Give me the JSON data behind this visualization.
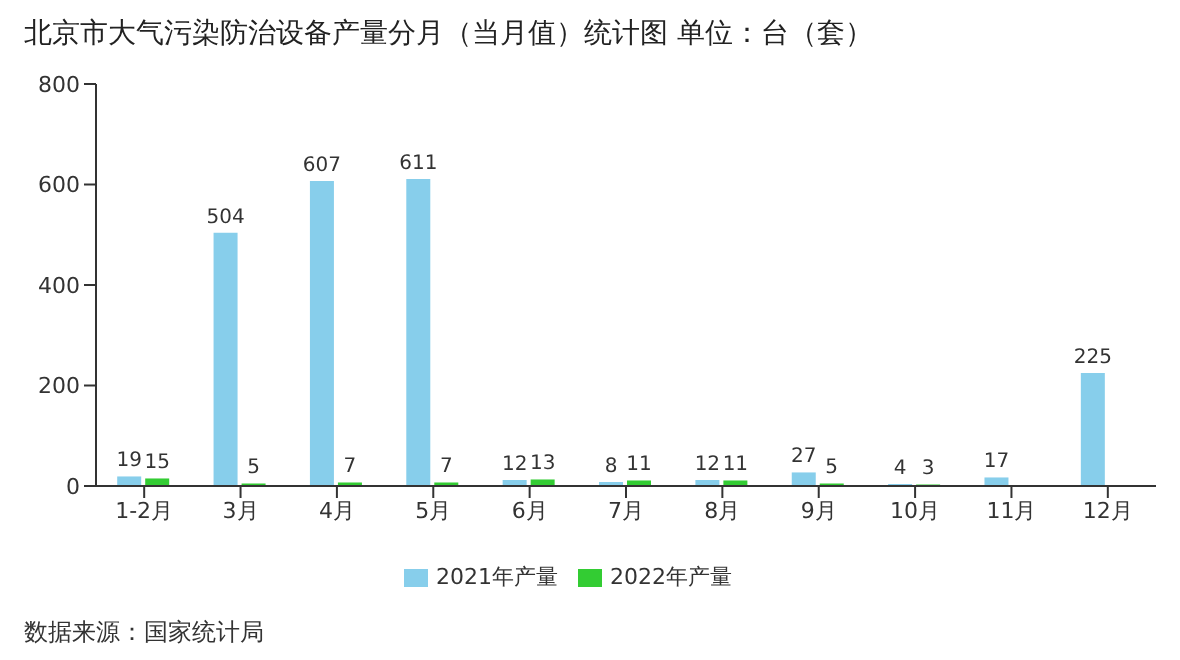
{
  "chart_data": {
    "type": "bar",
    "title": "北京市大气污染防治设备产量分月（当月值）统计图 单位：台（套）",
    "categories": [
      "1-2月",
      "3月",
      "4月",
      "5月",
      "6月",
      "7月",
      "8月",
      "9月",
      "10月",
      "11月",
      "12月"
    ],
    "series": [
      {
        "name": "2021年产量",
        "color": "#87ceeb",
        "values": [
          19,
          504,
          607,
          611,
          12,
          8,
          12,
          27,
          4,
          17,
          225
        ]
      },
      {
        "name": "2022年产量",
        "color": "#33cc33",
        "values": [
          15,
          5,
          7,
          7,
          13,
          11,
          11,
          5,
          3,
          null,
          null
        ]
      }
    ],
    "ylim": [
      0,
      800
    ],
    "yticks": [
      0,
      200,
      400,
      600,
      800
    ],
    "grid": false,
    "legend": "bottom",
    "data_labels": true,
    "annotations": [
      "数据来源：国家统计局"
    ]
  }
}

WORK INSTRUCTIONS |
Output all the records, word for word, with no pictures in the copy.

FINAL RESULT |
Give me the JSON data behind this visualization.
{
  "chart_data": {
    "type": "bar",
    "title": "北京市大气污染防治设备产量分月（当月值）统计图 单位：台（套）",
    "categories": [
      "1-2月",
      "3月",
      "4月",
      "5月",
      "6月",
      "7月",
      "8月",
      "9月",
      "10月",
      "11月",
      "12月"
    ],
    "series": [
      {
        "name": "2021年产量",
        "color": "#87ceeb",
        "values": [
          19,
          504,
          607,
          611,
          12,
          8,
          12,
          27,
          4,
          17,
          225
        ]
      },
      {
        "name": "2022年产量",
        "color": "#33cc33",
        "values": [
          15,
          5,
          7,
          7,
          13,
          11,
          11,
          5,
          3,
          null,
          null
        ]
      }
    ],
    "ylim": [
      0,
      800
    ],
    "yticks": [
      0,
      200,
      400,
      600,
      800
    ],
    "grid": false,
    "legend": "bottom",
    "data_labels": true,
    "annotations": [
      "数据来源：国家统计局"
    ]
  }
}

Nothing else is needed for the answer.